● What the exercise asks: Scan the entries below and extract each line with the word "request" in it.

-- -- --

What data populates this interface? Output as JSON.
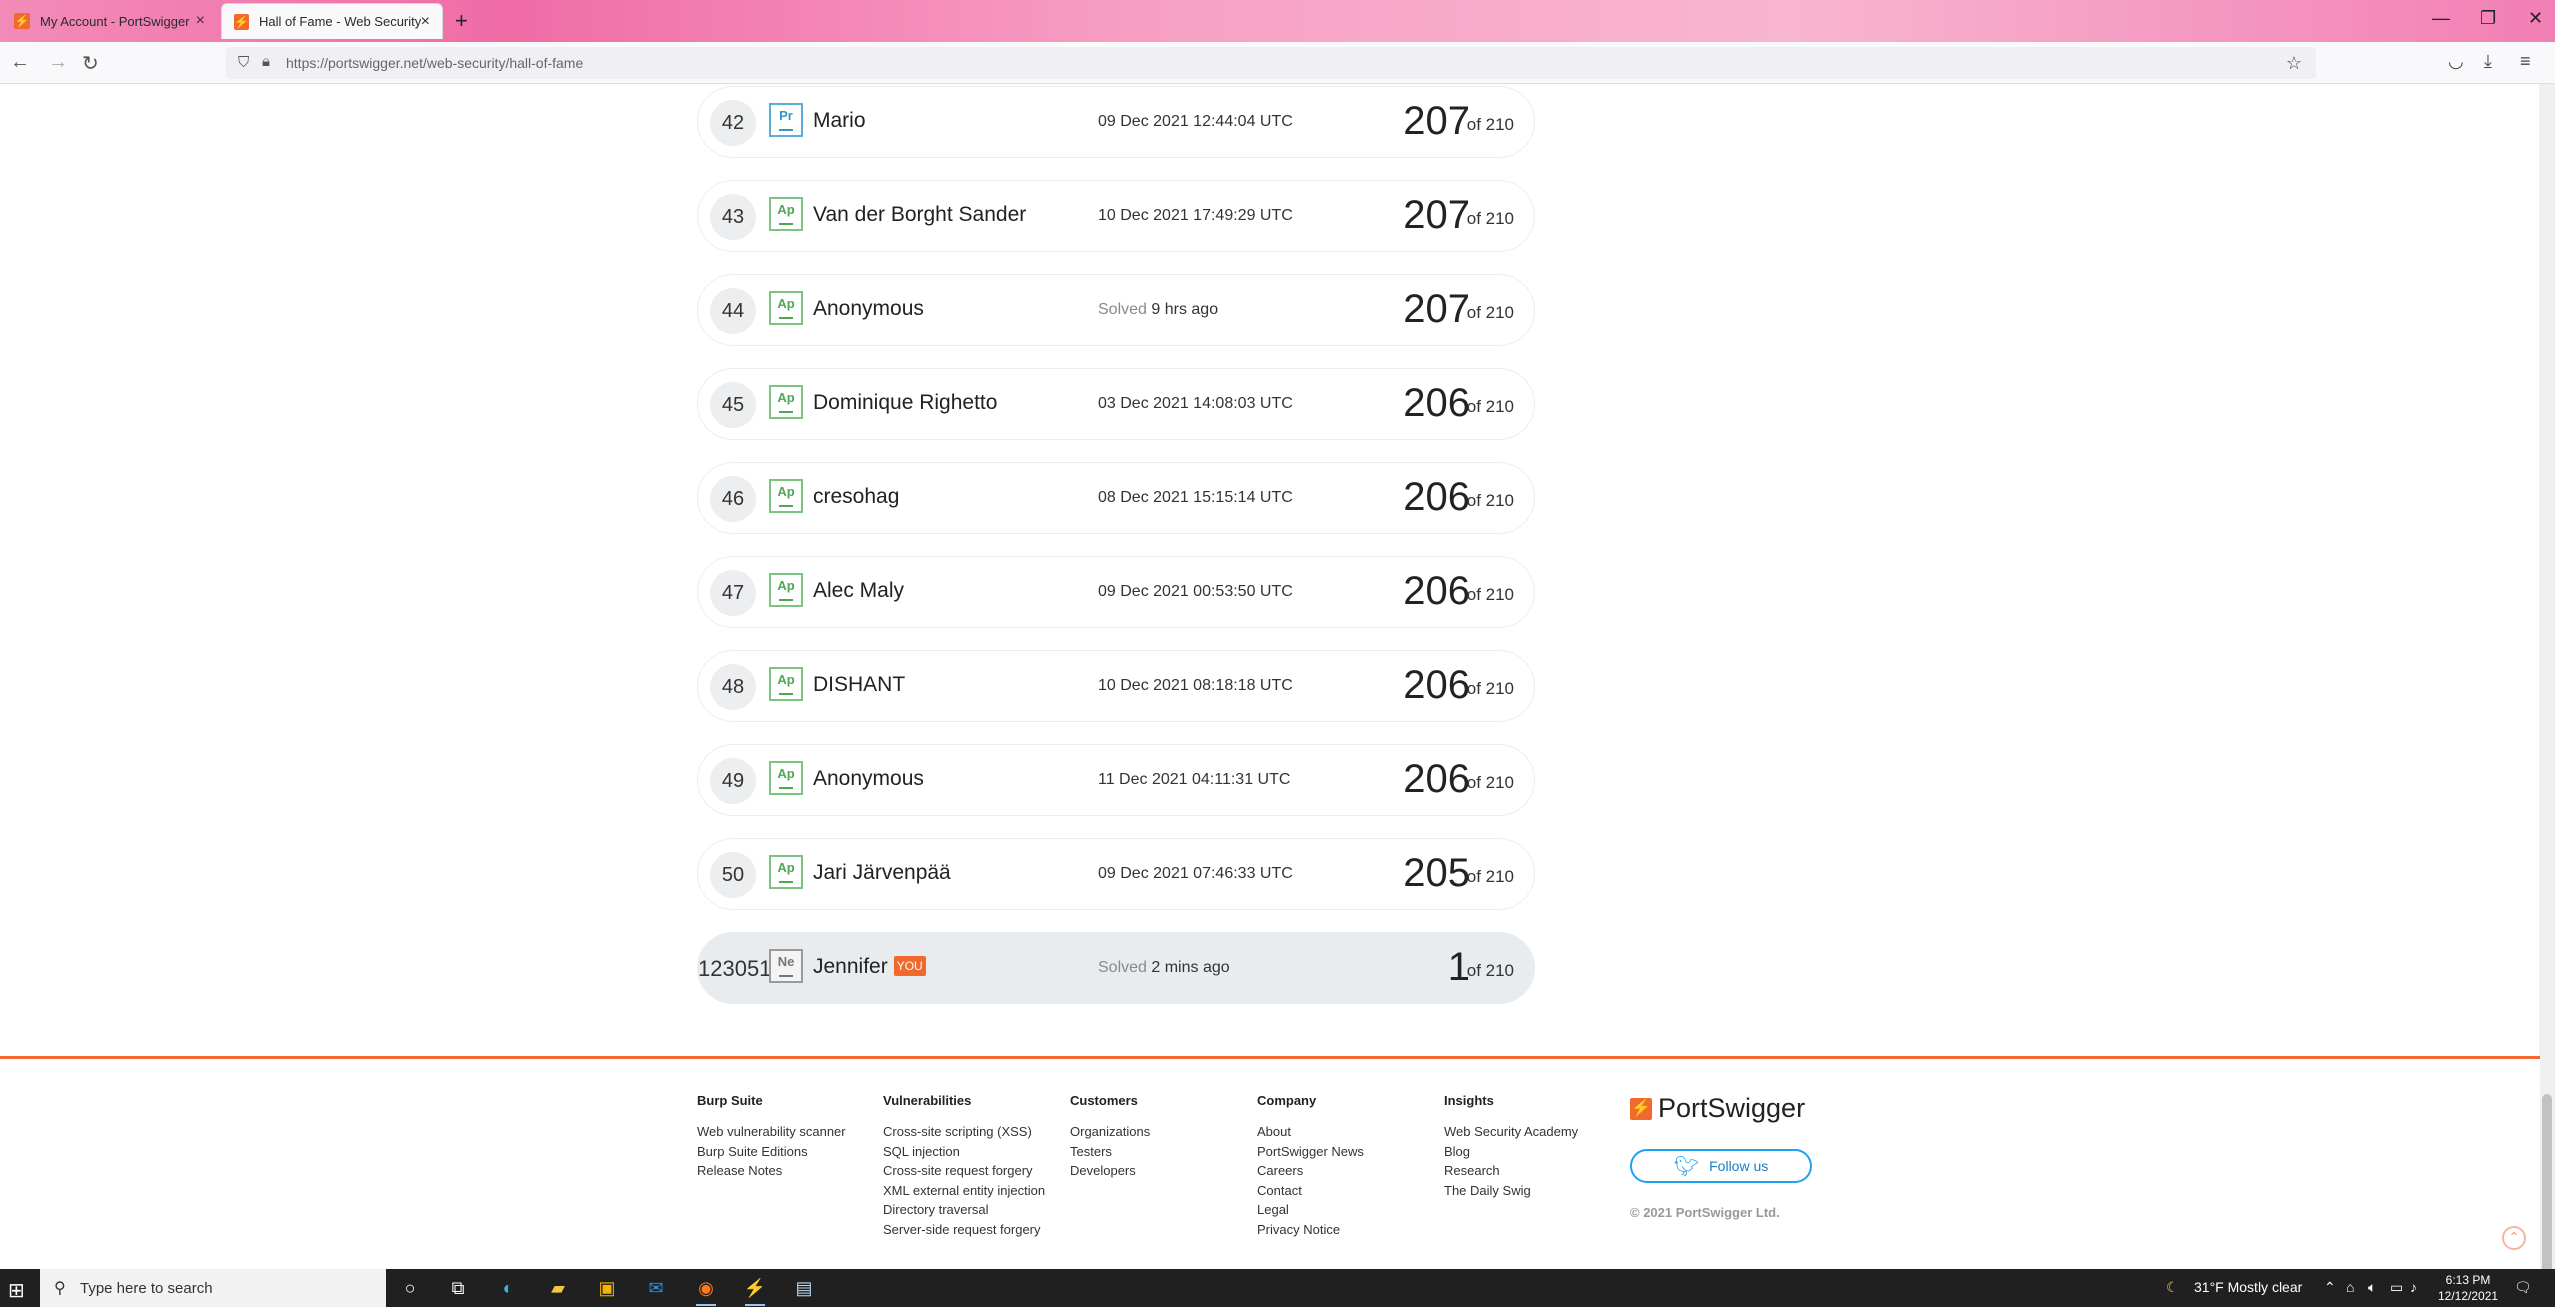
{
  "browser": {
    "tabs": [
      {
        "title": "My Account - PortSwigger",
        "active": false
      },
      {
        "title": "Hall of Fame - Web Security Ac",
        "active": true
      }
    ],
    "url_host": "https://portswigger.net",
    "url_path": "/web-security/hall-of-fame"
  },
  "leaderboard": {
    "max_label": "of 210",
    "rows": [
      {
        "rank": "42",
        "level": "Pr",
        "name": "Mario",
        "solved_prefix": "",
        "solved": "09 Dec 2021 12:44:04 UTC",
        "score": "207"
      },
      {
        "rank": "43",
        "level": "Ap",
        "name": "Van der Borght Sander",
        "solved_prefix": "",
        "solved": "10 Dec 2021 17:49:29 UTC",
        "score": "207"
      },
      {
        "rank": "44",
        "level": "Ap",
        "name": "Anonymous",
        "solved_prefix": "Solved",
        "solved": "9 hrs ago",
        "score": "207"
      },
      {
        "rank": "45",
        "level": "Ap",
        "name": "Dominique Righetto",
        "solved_prefix": "",
        "solved": "03 Dec 2021 14:08:03 UTC",
        "score": "206"
      },
      {
        "rank": "46",
        "level": "Ap",
        "name": "cresohag",
        "solved_prefix": "",
        "solved": "08 Dec 2021 15:15:14 UTC",
        "score": "206"
      },
      {
        "rank": "47",
        "level": "Ap",
        "name": "Alec Maly",
        "solved_prefix": "",
        "solved": "09 Dec 2021 00:53:50 UTC",
        "score": "206"
      },
      {
        "rank": "48",
        "level": "Ap",
        "name": "DISHANT",
        "solved_prefix": "",
        "solved": "10 Dec 2021 08:18:18 UTC",
        "score": "206"
      },
      {
        "rank": "49",
        "level": "Ap",
        "name": "Anonymous",
        "solved_prefix": "",
        "solved": "11 Dec 2021 04:11:31 UTC",
        "score": "206"
      },
      {
        "rank": "50",
        "level": "Ap",
        "name": "Jari Järvenpää",
        "solved_prefix": "",
        "solved": "09 Dec 2021 07:46:33 UTC",
        "score": "205"
      }
    ],
    "you": {
      "rank": "123051",
      "level": "Ne",
      "name": "Jennifer",
      "badge": "YOU",
      "solved_prefix": "Solved",
      "solved": "2 mins ago",
      "score": "1"
    }
  },
  "footer": {
    "columns": [
      {
        "heading": "Burp Suite",
        "links": [
          "Web vulnerability scanner",
          "Burp Suite Editions",
          "Release Notes"
        ]
      },
      {
        "heading": "Vulnerabilities",
        "links": [
          "Cross-site scripting (XSS)",
          "SQL injection",
          "Cross-site request forgery",
          "XML external entity injection",
          "Directory traversal",
          "Server-side request forgery"
        ]
      },
      {
        "heading": "Customers",
        "links": [
          "Organizations",
          "Testers",
          "Developers"
        ]
      },
      {
        "heading": "Company",
        "links": [
          "About",
          "PortSwigger News",
          "Careers",
          "Contact",
          "Legal",
          "Privacy Notice"
        ]
      },
      {
        "heading": "Insights",
        "links": [
          "Web Security Academy",
          "Blog",
          "Research",
          "The Daily Swig"
        ]
      }
    ],
    "brand": "PortSwigger",
    "follow_label": "Follow us",
    "copyright": "© 2021 PortSwigger Ltd."
  },
  "taskbar": {
    "search_placeholder": "Type here to search",
    "weather": "31°F  Mostly clear",
    "time": "6:13 PM",
    "date": "12/12/2021"
  },
  "colors": {
    "brand_orange": "#f06a2e",
    "twitter_blue": "#1da1f2",
    "level_green": "#7bc47f"
  }
}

-- -- --

● Response for this exercise:
          "Cross-site request forgery",
          "Server-side request forgery"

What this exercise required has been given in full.